++++ Data records ++++

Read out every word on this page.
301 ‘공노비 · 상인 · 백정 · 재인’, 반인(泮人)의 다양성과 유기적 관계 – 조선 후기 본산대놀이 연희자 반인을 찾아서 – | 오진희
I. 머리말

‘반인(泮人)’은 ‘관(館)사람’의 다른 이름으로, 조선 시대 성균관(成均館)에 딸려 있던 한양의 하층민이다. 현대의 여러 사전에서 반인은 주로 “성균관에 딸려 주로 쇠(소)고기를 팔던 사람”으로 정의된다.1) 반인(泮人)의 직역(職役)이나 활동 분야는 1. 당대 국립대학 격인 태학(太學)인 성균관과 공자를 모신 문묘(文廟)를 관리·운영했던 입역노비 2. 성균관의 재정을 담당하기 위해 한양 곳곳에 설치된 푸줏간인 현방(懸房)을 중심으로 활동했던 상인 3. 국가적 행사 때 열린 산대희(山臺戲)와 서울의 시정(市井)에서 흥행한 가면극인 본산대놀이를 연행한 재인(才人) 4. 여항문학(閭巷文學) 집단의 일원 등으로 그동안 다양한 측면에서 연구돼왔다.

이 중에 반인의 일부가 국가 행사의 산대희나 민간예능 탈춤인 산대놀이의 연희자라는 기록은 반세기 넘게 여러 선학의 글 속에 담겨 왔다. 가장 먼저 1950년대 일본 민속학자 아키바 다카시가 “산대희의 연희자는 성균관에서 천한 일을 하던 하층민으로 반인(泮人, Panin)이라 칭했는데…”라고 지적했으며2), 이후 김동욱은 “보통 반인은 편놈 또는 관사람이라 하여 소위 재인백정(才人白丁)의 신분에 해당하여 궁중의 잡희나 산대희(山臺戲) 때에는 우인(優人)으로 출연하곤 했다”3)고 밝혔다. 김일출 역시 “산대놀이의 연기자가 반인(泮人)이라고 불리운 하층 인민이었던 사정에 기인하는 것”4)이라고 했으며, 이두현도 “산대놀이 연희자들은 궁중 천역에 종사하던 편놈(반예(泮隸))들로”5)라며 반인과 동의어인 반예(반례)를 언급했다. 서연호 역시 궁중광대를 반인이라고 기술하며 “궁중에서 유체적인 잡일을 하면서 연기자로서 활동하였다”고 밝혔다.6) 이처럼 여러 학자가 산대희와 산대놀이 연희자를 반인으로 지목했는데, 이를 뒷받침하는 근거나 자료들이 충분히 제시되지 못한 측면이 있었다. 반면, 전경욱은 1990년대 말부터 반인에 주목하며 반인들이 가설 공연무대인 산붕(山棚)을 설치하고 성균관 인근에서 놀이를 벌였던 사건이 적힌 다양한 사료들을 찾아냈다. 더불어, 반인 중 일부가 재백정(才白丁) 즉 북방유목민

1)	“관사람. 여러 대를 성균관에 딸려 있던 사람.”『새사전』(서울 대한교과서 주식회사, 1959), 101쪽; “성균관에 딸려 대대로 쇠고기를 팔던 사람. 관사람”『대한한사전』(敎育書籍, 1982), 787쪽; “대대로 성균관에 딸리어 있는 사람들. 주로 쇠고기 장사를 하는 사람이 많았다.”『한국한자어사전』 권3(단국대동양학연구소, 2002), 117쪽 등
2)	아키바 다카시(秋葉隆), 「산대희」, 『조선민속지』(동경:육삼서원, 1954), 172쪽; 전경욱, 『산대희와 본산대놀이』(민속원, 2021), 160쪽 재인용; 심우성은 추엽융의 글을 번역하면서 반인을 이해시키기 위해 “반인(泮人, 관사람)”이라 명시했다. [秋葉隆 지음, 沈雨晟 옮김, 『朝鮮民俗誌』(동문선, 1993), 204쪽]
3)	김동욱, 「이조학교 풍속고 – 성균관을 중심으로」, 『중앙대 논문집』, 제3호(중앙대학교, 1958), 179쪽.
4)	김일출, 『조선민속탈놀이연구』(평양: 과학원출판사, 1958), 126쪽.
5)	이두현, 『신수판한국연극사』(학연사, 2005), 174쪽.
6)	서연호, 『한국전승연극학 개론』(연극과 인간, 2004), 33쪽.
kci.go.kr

++++

▸ Instructions to follow
Return the whole listing exactly.

▸ Answer to this task
Read out every word on this page.
301 ‘공노비 · 상인 · 백정 · 재인’, 반인(泮人)의 다양성과 유기적 관계 – 조선 후기 본산대놀이 연희자 반인을 찾아서 – | 오진희
I. 머리말

‘반인(泮人)’은 ‘관(館)사람’의 다른 이름으로, 조선 시대 성균관(成均館)에 딸려 있던 한양의 하층민이다. 현대의 여러 사전에서 반인은 주로 “성균관에 딸려 주로 쇠(소)고기를 팔던 사람”으로 정의된다.1) 반인(泮人)의 직역(職役)이나 활동 분야는 1. 당대 국립대학 격인 태학(太學)인 성균관과 공자를 모신 문묘(文廟)를 관리·운영했던 입역노비 2. 성균관의 재정을 담당하기 위해 한양 곳곳에 설치된 푸줏간인 현방(懸房)을 중심으로 활동했던 상인 3. 국가적 행사 때 열린 산대희(山臺戲)와 서울의 시정(市井)에서 흥행한 가면극인 본산대놀이를 연행한 재인(才人) 4. 여항문학(閭巷文學) 집단의 일원 등으로 그동안 다양한 측면에서 연구돼왔다.

이 중에 반인의 일부가 국가 행사의 산대희나 민간예능 탈춤인 산대놀이의 연희자라는 기록은 반세기 넘게 여러 선학의 글 속에 담겨 왔다. 가장 먼저 1950년대 일본 민속학자 아키바 다카시가 “산대희의 연희자는 성균관에서 천한 일을 하던 하층민으로 반인(泮人, Panin)이라 칭했는데…”라고 지적했으며2), 이후 김동욱은 “보통 반인은 편놈 또는 관사람이라 하여 소위 재인백정(才人白丁)의 신분에 해당하여 궁중의 잡희나 산대희(山臺戲) 때에는 우인(優人)으로 출연하곤 했다”3)고 밝혔다. 김일출 역시 “산대놀이의 연기자가 반인(泮人)이라고 불리운 하층 인민이었던 사정에 기인하는 것”4)이라고 했으며, 이두현도 “산대놀이 연희자들은 궁중 천역에 종사하던 편놈(반예(泮隸))들로”5)라며 반인과 동의어인 반예(반례)를 언급했다. 서연호 역시 궁중광대를 반인이라고 기술하며 “궁중에서 유체적인 잡일을 하면서 연기자로서 활동하였다”고 밝혔다.6) 이처럼 여러 학자가 산대희와 산대놀이 연희자를 반인으로 지목했는데, 이를 뒷받침하는 근거나 자료들이 충분히 제시되지 못한 측면이 있었다. 반면, 전경욱은 1990년대 말부터 반인에 주목하며 반인들이 가설 공연무대인 산붕(山棚)을 설치하고 성균관 인근에서 놀이를 벌였던 사건이 적힌 다양한 사료들을 찾아냈다. 더불어, 반인 중 일부가 재백정(才白丁) 즉 북방유목민

1)	“관사람. 여러 대를 성균관에 딸려 있던 사람.”『새사전』(서울 대한교과서 주식회사, 1959), 101쪽; “성균관에 딸려 대대로 쇠고기를 팔던 사람. 관사람”『대한한사전』(敎育書籍, 1982), 787쪽; “대대로 성균관에 딸리어 있는 사람들. 주로 쇠고기 장사를 하는 사람이 많았다.”『한국한자어사전』 권3(단국대동양학연구소, 2002), 117쪽 등
2)	아키바 다카시(秋葉隆), 「산대희」, 『조선민속지』(동경:육삼서원, 1954), 172쪽; 전경욱, 『산대희와 본산대놀이』(민속원, 2021), 160쪽 재인용; 심우성은 추엽융의 글을 번역하면서 반인을 이해시키기 위해 “반인(泮人, 관사람)”이라 명시했다. [秋葉隆 지음, 沈雨晟 옮김, 『朝鮮民俗誌』(동문선, 1993), 204쪽]
3)	김동욱, 「이조학교 풍속고 – 성균관을 중심으로」, 『중앙대 논문집』, 제3호(중앙대학교, 1958), 179쪽.
4)	김일출, 『조선민속탈놀이연구』(평양: 과학원출판사, 1958), 126쪽.
5)	이두현, 『신수판한국연극사』(학연사, 2005), 174쪽.
6)	서연호, 『한국전승연극학 개론』(연극과 인간, 2004), 33쪽.
kci.go.kr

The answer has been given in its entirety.